§ **EXTRACT**:
= = = = =

It started as a desire on the part of National Geographic staff to contribute directly to the Hurricane Katrina relief and recovery effort. The result is a special edition on the devastating hurricane, with profits from its sale going towards the rebuilding of the educational infrastructure for children in the affected areas.

"The idea of the media giving back, that's where we started. Then, we made some phone calls," says Ken Geiger, National Geographic Senior Editor, Technology/Illustrations as he describes how the special edition began to take shape. Answering those calls were The Times-Picayune, The Dallas Morning News, The New York Times, Austin American-Statesman, Associated Press, Getty Images, Agence France-Presse and Knight Ridder/Tribune. "It was pretty amazing: they all said 'we want to be involved too.'" International Paper and QuadGraphics, National Geographic's primary paper supplier and printer, respectively, also contributed to the project (the special edition was printed at one of Quadgraphics' Wisconsin facilities).

National Geographic's Hurricane Katrina special edition is comprised of some of the most telling pictures produced by photographers on assignment for these media outlets, as well as shooters working for the Geographic (including Tyrone Turner); the photos, with detailed captions, are spread over 102 ad-free pages.

Hurricane Katrina special edition (Cover photo by Matt Rourke, Austin American-Statesman)

At 8 3/4 x 11 inches, it's somewhat larger than the monthly magazine and is stitched rather than perfect-bound (the flat-edged binding that is part of National Geographic's signature look). In addition to photographs there are Geographic-style articles and graphics on hurricanes, floodwalls and more. The advance peek we've had at some of the content suggests it should be a compelling package.

The edition itself also represents the first time in the 117-year history of the organization that a special edition has been produced, printed and distributed so soon after an event.

"Hurricane Katrina struck on August 29th. We began work on it August 31st or September 1st and it was put to bed on September 10th," says Geiger, who came to National Geographic earlier this year from The Dallas Morning News. "They've never tried to do anything like that before."

= = = = =

§ **DATA EXTRACT**:
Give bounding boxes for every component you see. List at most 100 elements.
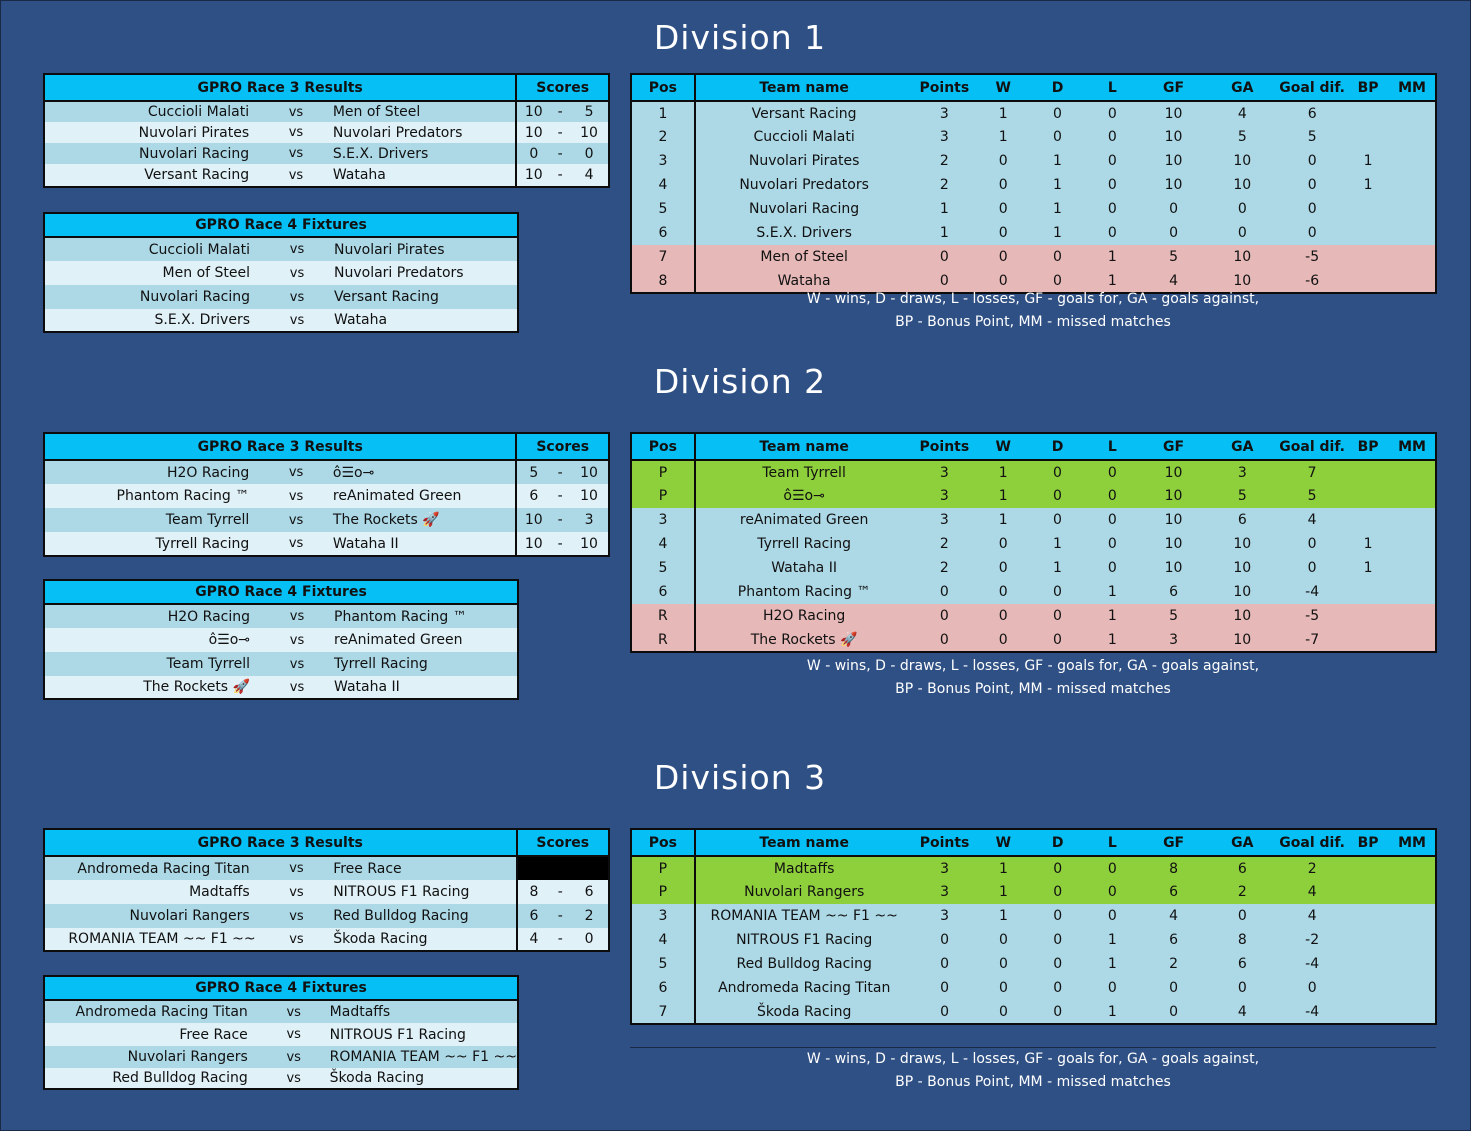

= = = = =

§ **SET PROBLEM**:
Transcribe the passage of the article on National Geographic's Hurricane Katrina special edition from "The edition itself" up to and including "after an event.".

§ **EXERCISE RESULT**:
The edition itself also represents the first time in the 117-year history of the organization that a special edition has been produced, printed and distributed so soon after an event.